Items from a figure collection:

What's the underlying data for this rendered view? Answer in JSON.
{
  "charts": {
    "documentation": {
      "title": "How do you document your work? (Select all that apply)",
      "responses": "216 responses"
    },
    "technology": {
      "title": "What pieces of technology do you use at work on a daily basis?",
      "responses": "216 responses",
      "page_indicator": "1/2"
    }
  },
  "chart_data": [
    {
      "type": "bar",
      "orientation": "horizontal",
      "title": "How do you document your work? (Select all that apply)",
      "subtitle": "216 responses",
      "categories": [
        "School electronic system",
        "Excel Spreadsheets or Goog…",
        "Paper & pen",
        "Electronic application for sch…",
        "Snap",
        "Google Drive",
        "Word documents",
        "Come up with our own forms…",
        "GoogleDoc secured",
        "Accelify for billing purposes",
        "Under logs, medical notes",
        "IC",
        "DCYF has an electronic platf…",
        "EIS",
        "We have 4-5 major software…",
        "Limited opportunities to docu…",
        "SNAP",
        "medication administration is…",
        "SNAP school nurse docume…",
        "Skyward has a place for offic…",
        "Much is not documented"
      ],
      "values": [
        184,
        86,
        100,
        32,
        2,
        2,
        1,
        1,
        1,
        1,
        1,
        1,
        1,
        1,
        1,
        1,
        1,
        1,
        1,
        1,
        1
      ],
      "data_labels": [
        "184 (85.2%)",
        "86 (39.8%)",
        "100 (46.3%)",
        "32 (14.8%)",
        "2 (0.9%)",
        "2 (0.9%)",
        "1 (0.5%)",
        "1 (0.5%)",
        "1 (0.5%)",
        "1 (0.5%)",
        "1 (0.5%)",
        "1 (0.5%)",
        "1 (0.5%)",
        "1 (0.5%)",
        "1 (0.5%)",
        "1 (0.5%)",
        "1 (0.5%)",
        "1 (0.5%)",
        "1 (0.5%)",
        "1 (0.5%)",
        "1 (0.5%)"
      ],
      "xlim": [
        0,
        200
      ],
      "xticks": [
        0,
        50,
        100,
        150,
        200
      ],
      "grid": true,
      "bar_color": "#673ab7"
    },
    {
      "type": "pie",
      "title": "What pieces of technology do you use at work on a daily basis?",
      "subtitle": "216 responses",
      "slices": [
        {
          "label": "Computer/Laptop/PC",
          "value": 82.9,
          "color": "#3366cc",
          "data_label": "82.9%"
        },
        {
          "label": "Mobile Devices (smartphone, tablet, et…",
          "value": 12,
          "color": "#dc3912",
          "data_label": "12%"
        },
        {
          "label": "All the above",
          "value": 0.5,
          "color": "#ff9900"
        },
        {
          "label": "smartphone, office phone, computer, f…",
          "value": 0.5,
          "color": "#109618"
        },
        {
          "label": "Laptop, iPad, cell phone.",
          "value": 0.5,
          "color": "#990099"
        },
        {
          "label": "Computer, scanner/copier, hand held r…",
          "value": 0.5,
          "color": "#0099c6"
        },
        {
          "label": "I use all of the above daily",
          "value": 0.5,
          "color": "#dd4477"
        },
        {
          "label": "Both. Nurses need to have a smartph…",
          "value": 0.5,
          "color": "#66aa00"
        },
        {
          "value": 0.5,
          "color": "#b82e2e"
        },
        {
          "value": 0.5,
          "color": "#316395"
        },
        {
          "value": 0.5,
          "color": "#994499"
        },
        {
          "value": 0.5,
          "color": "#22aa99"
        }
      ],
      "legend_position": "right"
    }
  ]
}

- **Given instruction**:
Every entry needs to be retyped exactly.

- **Worked answer**:
What's the underlying data for this rendered view? Answer in JSON.
{
  "charts": {
    "documentation": {
      "title": "How do you document your work? (Select all that apply)",
      "responses": "216 responses"
    },
    "technology": {
      "title": "What pieces of technology do you use at work on a daily basis?",
      "responses": "216 responses",
      "page_indicator": "1/2"
    }
  },
  "chart_data": [
    {
      "type": "bar",
      "orientation": "horizontal",
      "title": "How do you document your work? (Select all that apply)",
      "subtitle": "216 responses",
      "categories": [
        "School electronic system",
        "Excel Spreadsheets or Goog…",
        "Paper & pen",
        "Electronic application for sch…",
        "Snap",
        "Google Drive",
        "Word documents",
        "Come up with our own forms…",
        "GoogleDoc secured",
        "Accelify for billing purposes",
        "Under logs, medical notes",
        "IC",
        "DCYF has an electronic platf…",
        "EIS",
        "We have 4-5 major software…",
        "Limited opportunities to docu…",
        "SNAP",
        "medication administration is…",
        "SNAP school nurse docume…",
        "Skyward has a place for offic…",
        "Much is not documented"
      ],
      "values": [
        184,
        86,
        100,
        32,
        2,
        2,
        1,
        1,
        1,
        1,
        1,
        1,
        1,
        1,
        1,
        1,
        1,
        1,
        1,
        1,
        1
      ],
      "data_labels": [
        "184 (85.2%)",
        "86 (39.8%)",
        "100 (46.3%)",
        "32 (14.8%)",
        "2 (0.9%)",
        "2 (0.9%)",
        "1 (0.5%)",
        "1 (0.5%)",
        "1 (0.5%)",
        "1 (0.5%)",
        "1 (0.5%)",
        "1 (0.5%)",
        "1 (0.5%)",
        "1 (0.5%)",
        "1 (0.5%)",
        "1 (0.5%)",
        "1 (0.5%)",
        "1 (0.5%)",
        "1 (0.5%)",
        "1 (0.5%)",
        "1 (0.5%)"
      ],
      "xlim": [
        0,
        200
      ],
      "xticks": [
        0,
        50,
        100,
        150,
        200
      ],
      "grid": true,
      "bar_color": "#673ab7"
    },
    {
      "type": "pie",
      "title": "What pieces of technology do you use at work on a daily basis?",
      "subtitle": "216 responses",
      "slices": [
        {
          "label": "Computer/Laptop/PC",
          "value": 82.9,
          "color": "#3366cc",
          "data_label": "82.9%"
        },
        {
          "label": "Mobile Devices (smartphone, tablet, et…",
          "value": 12,
          "color": "#dc3912",
          "data_label": "12%"
        },
        {
          "label": "All the above",
          "value": 0.5,
          "color": "#ff9900"
        },
        {
          "label": "smartphone, office phone, computer, f…",
          "value": 0.5,
          "color": "#109618"
        },
        {
          "label": "Laptop, iPad, cell phone.",
          "value": 0.5,
          "color": "#990099"
        },
        {
          "label": "Computer, scanner/copier, hand held r…",
          "value": 0.5,
          "color": "#0099c6"
        },
        {
          "label": "I use all of the above daily",
          "value": 0.5,
          "color": "#dd4477"
        },
        {
          "label": "Both. Nurses need to have a smartph…",
          "value": 0.5,
          "color": "#66aa00"
        },
        {
          "value": 0.5,
          "color": "#b82e2e"
        },
        {
          "value": 0.5,
          "color": "#316395"
        },
        {
          "value": 0.5,
          "color": "#994499"
        },
        {
          "value": 0.5,
          "color": "#22aa99"
        }
      ],
      "legend_position": "right"
    }
  ]
}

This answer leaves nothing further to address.